= Job A =
In the HVAC versus plumbing business comparison, why is cash flow called the real differentiator between the two businesses?

= Text excerpt =
[Begin]

Last updated: March 2026
HVAC Company vs Plumbing Company: Which Business Should You Buy?
How Do HVAC Companies and Plumbing Companies Compare?
These are two of the most defensible trade service businesses you can buy. Both are recession-resistant, geographically sticky, and founder-heavy, which means deal flow is real and seller motivation is genuine. The numbers below are based on Q1 2026 national market data.
| Metric | HVAC Company | Plumbing Company |
|---|---|---|
| Median Asking Price | $794,500 | $795,000 |
| Median Cash Flow (SDE) | $261,553 | $287,400 |
| Average Multiple | 2.9x | 3.2x |
| Typical DSCR (est.) | 3.2x | 3.5x |
| Equity Injection (10%) | $79,450 | $79,500 |
| Price Range | $103,500 to $16,900,000 | $190,000 to $6,750,000 |
Both businesses sit below the SBA sweet spot of 3x to 5x EBITDA at the median, which is a good thing. HVAC at 2.9x is actually slightly below 3x, making it attractive on price. Plumbing at 3.2x is solidly inside the sweet spot. The real differentiator is cash flow: plumbing generates roughly $26,000 more annually at the median, which flows directly into debt coverage.

[End]

= Job B =
In the records, switch "loading-modal" to "loading-dialog" and change nothing else. Give everything from the line containing "loading-spinner-icon bbox=[456, 329, 506, 366]" down through the end of the records.

Annotated region listings
[Begin]

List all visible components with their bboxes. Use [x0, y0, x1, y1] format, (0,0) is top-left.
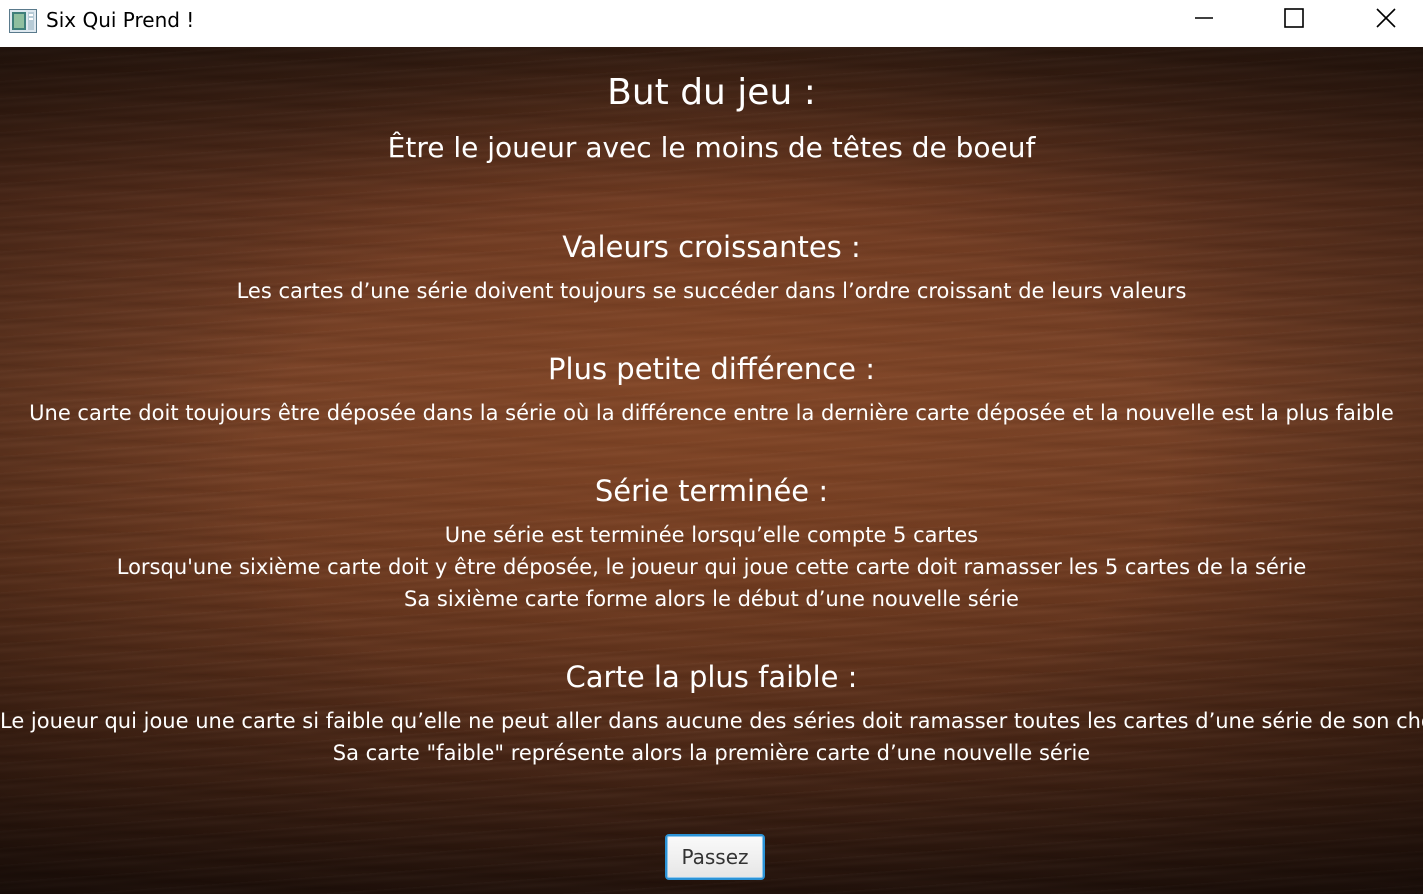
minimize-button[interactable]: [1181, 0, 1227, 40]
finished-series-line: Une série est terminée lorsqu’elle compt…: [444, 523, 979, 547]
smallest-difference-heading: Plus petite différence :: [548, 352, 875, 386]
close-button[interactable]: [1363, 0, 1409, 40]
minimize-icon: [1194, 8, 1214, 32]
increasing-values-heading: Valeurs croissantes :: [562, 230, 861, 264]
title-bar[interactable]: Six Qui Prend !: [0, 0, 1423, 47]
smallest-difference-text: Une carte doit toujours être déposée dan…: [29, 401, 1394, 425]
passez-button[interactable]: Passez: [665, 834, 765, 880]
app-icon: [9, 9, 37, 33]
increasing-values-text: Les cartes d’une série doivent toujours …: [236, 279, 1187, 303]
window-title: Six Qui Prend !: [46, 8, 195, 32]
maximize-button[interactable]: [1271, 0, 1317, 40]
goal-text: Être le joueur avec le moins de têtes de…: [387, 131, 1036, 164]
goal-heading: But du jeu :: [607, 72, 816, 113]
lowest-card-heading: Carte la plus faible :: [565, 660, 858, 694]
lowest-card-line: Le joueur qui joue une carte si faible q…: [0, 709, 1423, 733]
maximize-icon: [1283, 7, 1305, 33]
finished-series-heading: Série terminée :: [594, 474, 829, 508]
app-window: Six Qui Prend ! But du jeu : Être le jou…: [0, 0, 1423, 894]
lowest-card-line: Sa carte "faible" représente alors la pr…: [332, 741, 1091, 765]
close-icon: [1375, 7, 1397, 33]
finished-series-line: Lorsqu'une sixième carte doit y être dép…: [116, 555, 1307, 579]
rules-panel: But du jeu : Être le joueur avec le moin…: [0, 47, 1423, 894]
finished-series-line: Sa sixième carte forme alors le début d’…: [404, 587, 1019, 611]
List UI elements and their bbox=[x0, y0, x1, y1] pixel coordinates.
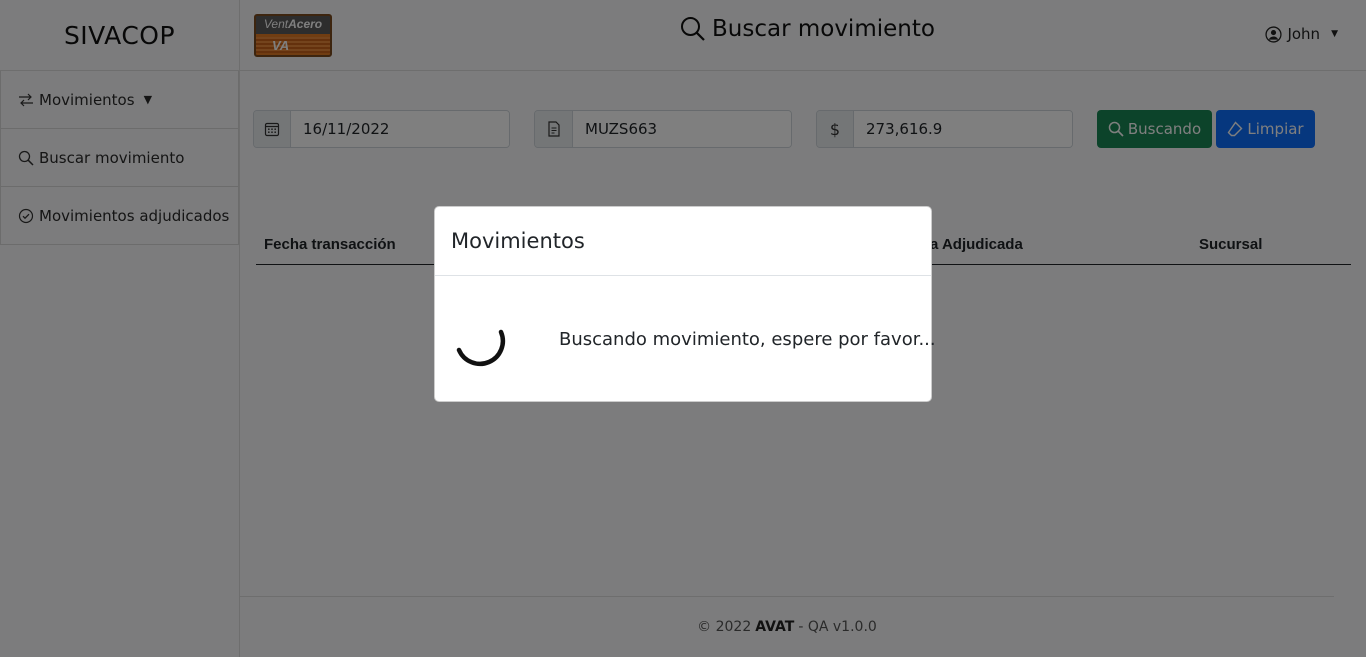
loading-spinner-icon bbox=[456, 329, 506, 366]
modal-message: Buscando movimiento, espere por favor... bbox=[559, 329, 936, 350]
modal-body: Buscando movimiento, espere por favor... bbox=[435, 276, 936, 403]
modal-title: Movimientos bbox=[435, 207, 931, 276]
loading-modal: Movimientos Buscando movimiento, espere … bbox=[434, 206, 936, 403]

[End]

= Exercise solution A =
At the median, plumbing generates roughly $26,000 more in cash flow each year than HVAC. That extra money flows directly into debt coverage.

= Exercise solution B =
loading-spinner-icon bbox=[456, 329, 506, 366]
modal-message: Buscando movimiento, espere por favor... bbox=[559, 329, 936, 350]
modal-body: Buscando movimiento, espere por favor... bbox=[435, 276, 936, 403]
modal-title: Movimientos bbox=[435, 207, 931, 276]
loading-dialog: Movimientos Buscando movimiento, espere … bbox=[434, 206, 936, 403]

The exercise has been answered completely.